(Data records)
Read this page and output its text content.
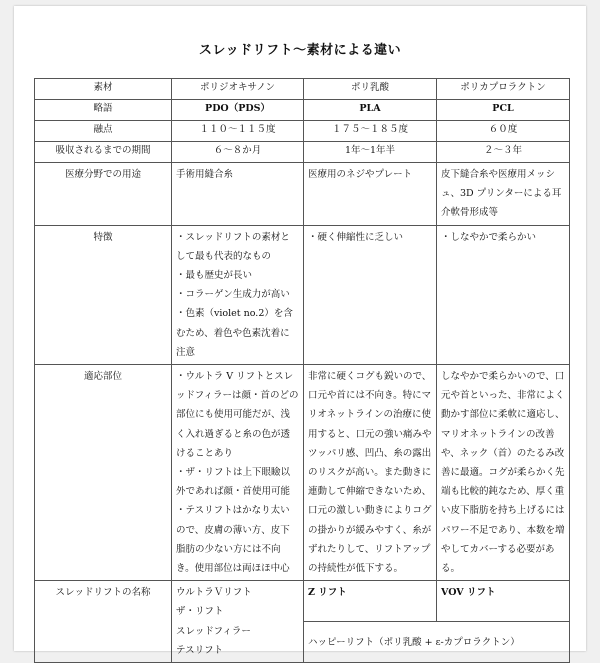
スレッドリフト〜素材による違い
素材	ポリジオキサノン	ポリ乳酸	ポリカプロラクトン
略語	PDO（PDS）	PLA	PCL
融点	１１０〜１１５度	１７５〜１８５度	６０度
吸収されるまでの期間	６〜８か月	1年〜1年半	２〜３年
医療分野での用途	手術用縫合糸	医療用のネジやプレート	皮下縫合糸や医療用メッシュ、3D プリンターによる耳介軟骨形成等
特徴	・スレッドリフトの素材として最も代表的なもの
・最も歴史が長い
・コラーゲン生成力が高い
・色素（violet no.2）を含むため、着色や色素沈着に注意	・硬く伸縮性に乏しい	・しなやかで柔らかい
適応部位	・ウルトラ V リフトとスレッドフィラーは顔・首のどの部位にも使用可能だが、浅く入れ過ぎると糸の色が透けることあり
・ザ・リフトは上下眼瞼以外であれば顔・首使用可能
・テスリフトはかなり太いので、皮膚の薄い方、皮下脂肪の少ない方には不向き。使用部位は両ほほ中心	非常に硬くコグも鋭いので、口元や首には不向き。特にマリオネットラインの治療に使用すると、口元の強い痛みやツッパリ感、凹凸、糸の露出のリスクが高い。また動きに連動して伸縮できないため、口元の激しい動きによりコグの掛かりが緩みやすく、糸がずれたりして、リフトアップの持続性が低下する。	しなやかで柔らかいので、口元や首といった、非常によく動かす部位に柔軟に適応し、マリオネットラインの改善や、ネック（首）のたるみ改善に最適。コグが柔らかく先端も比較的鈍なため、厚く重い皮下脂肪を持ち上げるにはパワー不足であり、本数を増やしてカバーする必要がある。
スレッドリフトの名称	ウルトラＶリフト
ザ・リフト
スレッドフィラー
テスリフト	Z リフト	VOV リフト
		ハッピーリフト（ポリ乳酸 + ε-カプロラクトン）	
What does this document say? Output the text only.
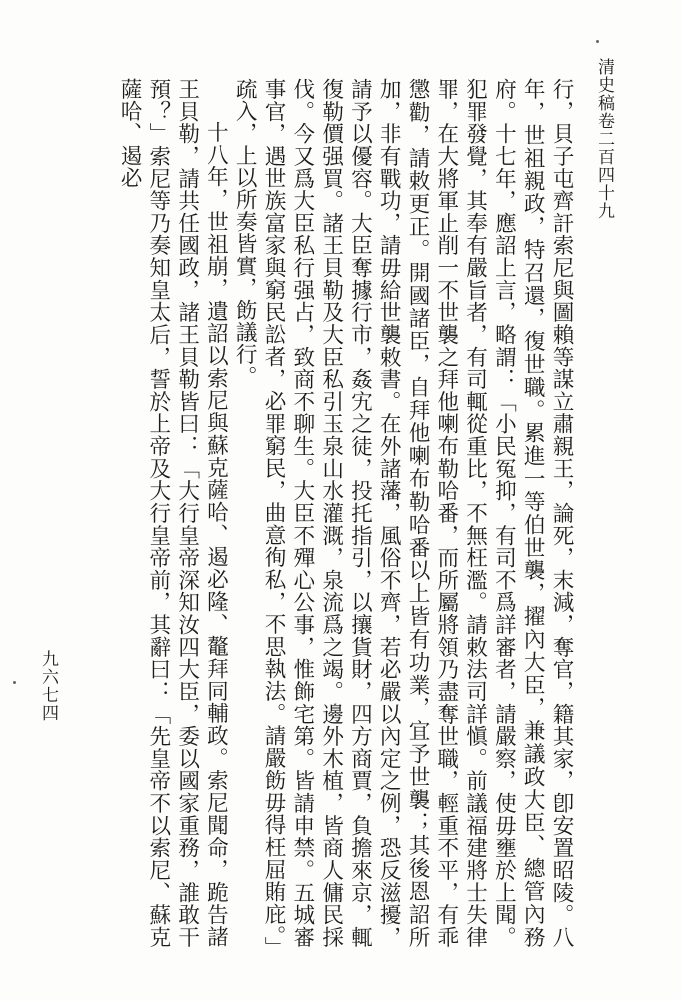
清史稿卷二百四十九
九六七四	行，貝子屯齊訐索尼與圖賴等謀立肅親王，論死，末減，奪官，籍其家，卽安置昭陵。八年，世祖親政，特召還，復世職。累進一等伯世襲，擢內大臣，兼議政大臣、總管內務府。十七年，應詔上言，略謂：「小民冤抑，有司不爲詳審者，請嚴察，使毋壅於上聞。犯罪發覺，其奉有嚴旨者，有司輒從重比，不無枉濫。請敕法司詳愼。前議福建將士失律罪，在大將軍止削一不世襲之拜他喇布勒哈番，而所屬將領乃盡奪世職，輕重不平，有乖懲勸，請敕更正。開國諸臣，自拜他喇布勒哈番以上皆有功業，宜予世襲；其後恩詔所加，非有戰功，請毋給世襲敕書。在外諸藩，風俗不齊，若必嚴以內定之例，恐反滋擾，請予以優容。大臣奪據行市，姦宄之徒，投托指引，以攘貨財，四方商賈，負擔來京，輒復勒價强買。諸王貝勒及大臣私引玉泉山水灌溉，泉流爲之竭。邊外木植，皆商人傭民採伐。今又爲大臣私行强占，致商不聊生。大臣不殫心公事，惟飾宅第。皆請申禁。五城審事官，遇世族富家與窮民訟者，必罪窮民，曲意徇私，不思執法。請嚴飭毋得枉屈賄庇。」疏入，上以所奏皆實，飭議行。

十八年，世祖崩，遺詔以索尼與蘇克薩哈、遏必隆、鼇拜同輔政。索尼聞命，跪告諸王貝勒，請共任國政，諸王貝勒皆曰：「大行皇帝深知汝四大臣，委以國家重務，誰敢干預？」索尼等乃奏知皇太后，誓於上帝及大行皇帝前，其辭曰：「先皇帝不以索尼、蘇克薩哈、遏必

> _OBJECTIVE_: Select from the material above each line in which the string "this" appears, and list those lines.

> _RESULT OF THE EXERCISE_:
Read this page and output its text content.
What does this document say? Output the text only.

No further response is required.